## Start RECORD EXCERPTS

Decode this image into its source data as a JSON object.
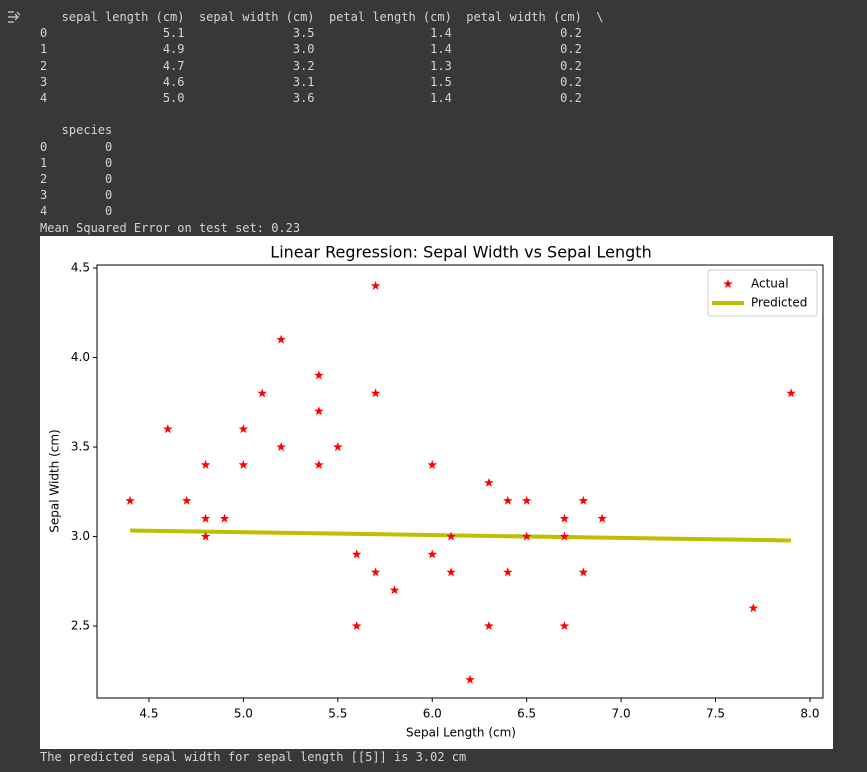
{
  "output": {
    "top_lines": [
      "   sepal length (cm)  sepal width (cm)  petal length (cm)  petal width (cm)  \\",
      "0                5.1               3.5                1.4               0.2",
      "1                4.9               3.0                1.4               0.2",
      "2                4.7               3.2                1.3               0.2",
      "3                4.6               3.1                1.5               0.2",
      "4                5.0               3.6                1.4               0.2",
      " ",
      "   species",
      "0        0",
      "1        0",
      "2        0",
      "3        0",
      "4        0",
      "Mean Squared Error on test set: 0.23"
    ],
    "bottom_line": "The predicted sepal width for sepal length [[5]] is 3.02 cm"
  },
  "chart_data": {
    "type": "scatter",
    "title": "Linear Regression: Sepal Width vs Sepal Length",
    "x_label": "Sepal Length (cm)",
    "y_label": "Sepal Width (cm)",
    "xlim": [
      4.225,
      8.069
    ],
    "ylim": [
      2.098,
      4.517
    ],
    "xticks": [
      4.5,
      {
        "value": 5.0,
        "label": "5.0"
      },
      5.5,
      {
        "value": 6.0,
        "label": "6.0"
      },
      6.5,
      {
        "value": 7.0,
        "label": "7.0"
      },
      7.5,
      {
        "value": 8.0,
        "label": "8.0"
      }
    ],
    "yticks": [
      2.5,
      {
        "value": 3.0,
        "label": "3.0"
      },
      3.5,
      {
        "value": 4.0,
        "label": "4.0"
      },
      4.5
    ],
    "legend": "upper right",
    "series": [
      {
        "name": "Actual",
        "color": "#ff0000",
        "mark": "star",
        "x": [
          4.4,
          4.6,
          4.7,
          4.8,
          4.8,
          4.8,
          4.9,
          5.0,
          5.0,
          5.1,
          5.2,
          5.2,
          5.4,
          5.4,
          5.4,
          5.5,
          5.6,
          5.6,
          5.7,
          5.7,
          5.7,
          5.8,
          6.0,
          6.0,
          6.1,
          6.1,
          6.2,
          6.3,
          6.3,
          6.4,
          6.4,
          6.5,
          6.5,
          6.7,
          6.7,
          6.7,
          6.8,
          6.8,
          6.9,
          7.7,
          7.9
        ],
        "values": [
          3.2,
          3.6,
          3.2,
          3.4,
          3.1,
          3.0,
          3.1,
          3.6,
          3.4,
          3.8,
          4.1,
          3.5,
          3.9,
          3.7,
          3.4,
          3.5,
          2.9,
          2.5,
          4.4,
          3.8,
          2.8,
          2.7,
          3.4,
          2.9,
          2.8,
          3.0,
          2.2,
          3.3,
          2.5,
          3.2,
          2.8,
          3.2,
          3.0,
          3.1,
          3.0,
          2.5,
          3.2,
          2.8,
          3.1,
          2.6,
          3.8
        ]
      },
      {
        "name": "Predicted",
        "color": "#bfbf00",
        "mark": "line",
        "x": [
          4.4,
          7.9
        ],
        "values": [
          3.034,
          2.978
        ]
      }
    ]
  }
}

## End RECORD EXCERPTS

--- TASK STATEMENT ---
Return each line from the material above exactly, but not the pictures.

--- FINISHED EXERCISE ---
Decode this image into its source data as a JSON object.
{
  "output": {
    "top_lines": [
      "   sepal length (cm)  sepal width (cm)  petal length (cm)  petal width (cm)  \\",
      "0                5.1               3.5                1.4               0.2",
      "1                4.9               3.0                1.4               0.2",
      "2                4.7               3.2                1.3               0.2",
      "3                4.6               3.1                1.5               0.2",
      "4                5.0               3.6                1.4               0.2",
      " ",
      "   species",
      "0        0",
      "1        0",
      "2        0",
      "3        0",
      "4        0",
      "Mean Squared Error on test set: 0.23"
    ],
    "bottom_line": "The predicted sepal width for sepal length [[5]] is 3.02 cm"
  },
  "chart_data": {
    "type": "scatter",
    "title": "Linear Regression: Sepal Width vs Sepal Length",
    "x_label": "Sepal Length (cm)",
    "y_label": "Sepal Width (cm)",
    "xlim": [
      4.225,
      8.069
    ],
    "ylim": [
      2.098,
      4.517
    ],
    "xticks": [
      4.5,
      {
        "value": 5.0,
        "label": "5.0"
      },
      5.5,
      {
        "value": 6.0,
        "label": "6.0"
      },
      6.5,
      {
        "value": 7.0,
        "label": "7.0"
      },
      7.5,
      {
        "value": 8.0,
        "label": "8.0"
      }
    ],
    "yticks": [
      2.5,
      {
        "value": 3.0,
        "label": "3.0"
      },
      3.5,
      {
        "value": 4.0,
        "label": "4.0"
      },
      4.5
    ],
    "legend": "upper right",
    "series": [
      {
        "name": "Actual",
        "color": "#ff0000",
        "mark": "star",
        "x": [
          4.4,
          4.6,
          4.7,
          4.8,
          4.8,
          4.8,
          4.9,
          5.0,
          5.0,
          5.1,
          5.2,
          5.2,
          5.4,
          5.4,
          5.4,
          5.5,
          5.6,
          5.6,
          5.7,
          5.7,
          5.7,
          5.8,
          6.0,
          6.0,
          6.1,
          6.1,
          6.2,
          6.3,
          6.3,
          6.4,
          6.4,
          6.5,
          6.5,
          6.7,
          6.7,
          6.7,
          6.8,
          6.8,
          6.9,
          7.7,
          7.9
        ],
        "values": [
          3.2,
          3.6,
          3.2,
          3.4,
          3.1,
          3.0,
          3.1,
          3.6,
          3.4,
          3.8,
          4.1,
          3.5,
          3.9,
          3.7,
          3.4,
          3.5,
          2.9,
          2.5,
          4.4,
          3.8,
          2.8,
          2.7,
          3.4,
          2.9,
          2.8,
          3.0,
          2.2,
          3.3,
          2.5,
          3.2,
          2.8,
          3.2,
          3.0,
          3.1,
          3.0,
          2.5,
          3.2,
          2.8,
          3.1,
          2.6,
          3.8
        ]
      },
      {
        "name": "Predicted",
        "color": "#bfbf00",
        "mark": "line",
        "x": [
          4.4,
          7.9
        ],
        "values": [
          3.034,
          2.978
        ]
      }
    ]
  }
}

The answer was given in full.